As an example, ask someone “please give me an example of a situation in which you were expected to comply with a policy with which you didn’t necessarily agree.”   The first example may be a great story and you may even have follow-up probing questions, but when its done, simply ask “do you have another example?”  While it may sound too forced, it actually plays out far more conversational than you may think.
Empower your interviewers and those doing reference checks to get to the heart of the matter by asking for multiple examples.

Assessments Alone Should Not Be A Hire/No Hire Determinant

March 6, 2011

Recent advances in behavior science have created many precise behavioral assessment instruments and the internet has made administering these instruments easy for hiring managers.  Given the perceived accuracy of the results, hiring managers often let one assessment alone determine whether or not to hire a candidate.  We recommend using a variety of assessment instruments to measure many different aspects of a candidate’s behavioral profile along with other screening approaches.  Using one assessment alone is to assume people are one dimensional without having various skills, abilities, strengths and weaknesses not possibly evaluated through just one tool.

Regardless of the number of assessments and their validity, relying only on assessments to hire or not hire someone is committing leadership negligence.  Aside from compliance requirements (the US Department of Labor states assessments should not represent more than one-third of the hire/no hire decision and must be directly tied to success in the position), leaders must include other screening mechanisms with candidates.  Assessment results should generate more conversation with the candidates and/or references to verify how the individual performs in real life.  If a decision is made based solely on the assessment without follow-up, then the assessment has become a go/no-go decision point which is not only in direct violation of the EEOC guidelines but just isn’t fair to the candidate.

Empower your hiring managers by giving them sufficient tools and processes to make the right selection decisions for the right reasons.

Avoid The “Halo/Horn Effect” In Performance Evaluations

February 12, 2011

Cognition, the act or process of thinking, enables us to process vast amounts of information quickly. As we are consciously thinking about one specific thing, our brain is processing thousands of subconscious ideas. Unfortunately, our cognition is not perfect, and there are certain judgment errors that we are prone to making, known in the field of psychology as cognitive biases. They happen to everybody regardless of age, gender, education, intelligence, or other factors.  For leaders these errors often impact their leadership effectiveness.
|---|
Reproduce everything in the hiring article from "As an example, ask" down to "for multiple examples.", keeping every word and punctuation mark unchanged.

◆ **SUPPLIED DATA**:
|---|
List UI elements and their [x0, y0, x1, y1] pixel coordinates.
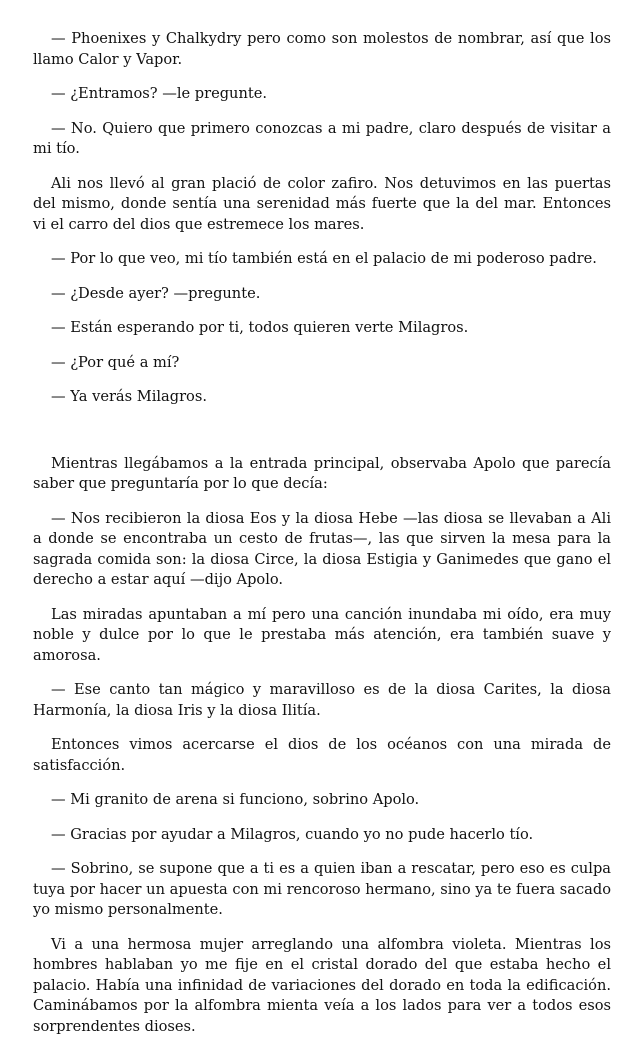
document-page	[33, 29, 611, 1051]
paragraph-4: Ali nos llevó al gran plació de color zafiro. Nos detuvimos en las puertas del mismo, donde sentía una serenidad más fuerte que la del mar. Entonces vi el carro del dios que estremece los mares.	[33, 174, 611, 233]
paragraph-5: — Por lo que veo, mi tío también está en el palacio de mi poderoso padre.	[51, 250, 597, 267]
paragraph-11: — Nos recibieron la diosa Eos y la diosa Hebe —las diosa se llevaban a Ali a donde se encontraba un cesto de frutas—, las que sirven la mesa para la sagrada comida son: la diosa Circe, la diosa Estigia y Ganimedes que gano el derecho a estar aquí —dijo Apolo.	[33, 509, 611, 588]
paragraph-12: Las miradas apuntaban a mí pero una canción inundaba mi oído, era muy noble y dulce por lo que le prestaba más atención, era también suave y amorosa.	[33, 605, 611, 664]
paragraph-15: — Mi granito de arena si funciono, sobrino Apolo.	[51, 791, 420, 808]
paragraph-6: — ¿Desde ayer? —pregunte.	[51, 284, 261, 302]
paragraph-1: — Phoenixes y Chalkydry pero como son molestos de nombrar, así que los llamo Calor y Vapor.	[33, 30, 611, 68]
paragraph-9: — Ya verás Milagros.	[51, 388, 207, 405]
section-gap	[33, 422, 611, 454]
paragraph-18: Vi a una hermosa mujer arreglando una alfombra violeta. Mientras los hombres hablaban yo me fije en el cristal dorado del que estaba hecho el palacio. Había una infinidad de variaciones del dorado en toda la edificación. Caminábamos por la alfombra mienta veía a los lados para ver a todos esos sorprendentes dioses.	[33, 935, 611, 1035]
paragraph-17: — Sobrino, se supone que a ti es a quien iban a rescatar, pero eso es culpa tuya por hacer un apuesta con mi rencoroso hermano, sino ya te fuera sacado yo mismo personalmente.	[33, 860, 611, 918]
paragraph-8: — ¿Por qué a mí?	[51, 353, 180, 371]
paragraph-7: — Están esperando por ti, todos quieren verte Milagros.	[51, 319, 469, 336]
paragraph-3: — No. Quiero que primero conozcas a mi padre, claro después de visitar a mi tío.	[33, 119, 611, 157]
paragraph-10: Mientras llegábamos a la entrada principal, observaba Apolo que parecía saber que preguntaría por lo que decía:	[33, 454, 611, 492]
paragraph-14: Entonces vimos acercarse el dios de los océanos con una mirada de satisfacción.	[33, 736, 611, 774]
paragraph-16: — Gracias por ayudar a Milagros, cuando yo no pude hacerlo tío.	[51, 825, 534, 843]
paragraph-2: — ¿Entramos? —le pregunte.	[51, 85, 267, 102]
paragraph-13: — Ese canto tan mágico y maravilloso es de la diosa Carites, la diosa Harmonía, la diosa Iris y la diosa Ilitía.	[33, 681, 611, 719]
|---|
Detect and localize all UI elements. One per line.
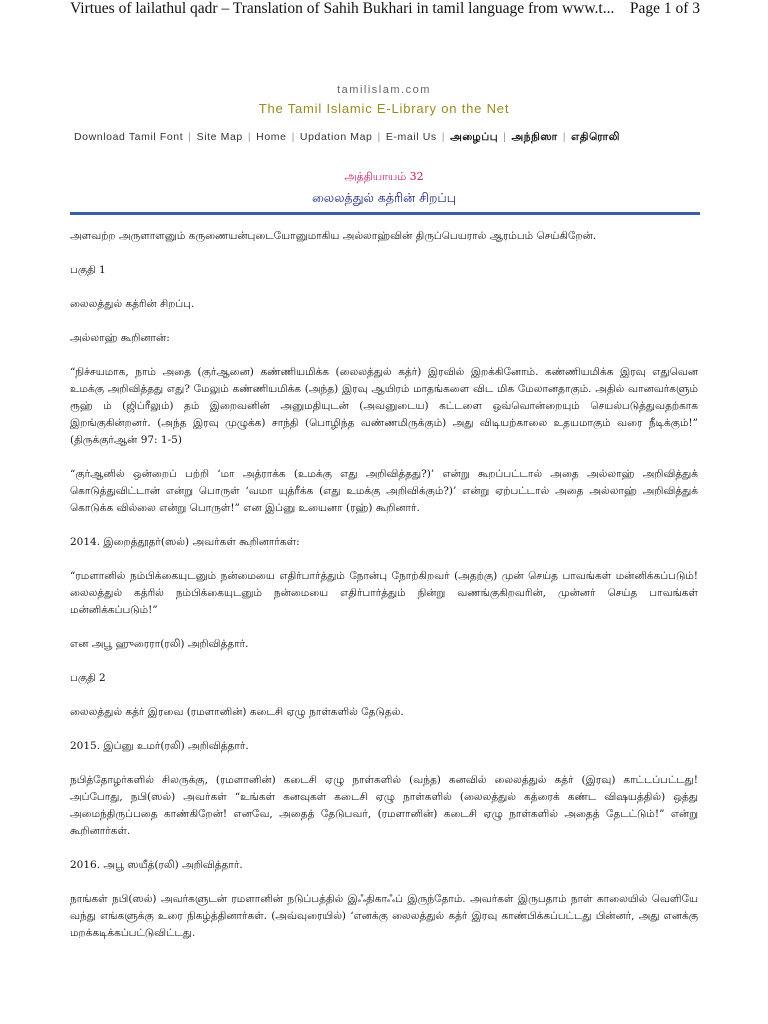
|---|
◆ **OUTPUT**:
As an example, ask someone “please give me an example of a situation in which you were expected to comply with a policy with which you didn’t necessarily agree.”   The first example may be a great story and you may even have follow-up probing questions, but when its done, simply ask “do you have another example?”  While it may sound too forced, it actually plays out far more conversational than you may think.
Empower your interviewers and those doing reference checks to get to the heart of the matter by asking for multiple examples.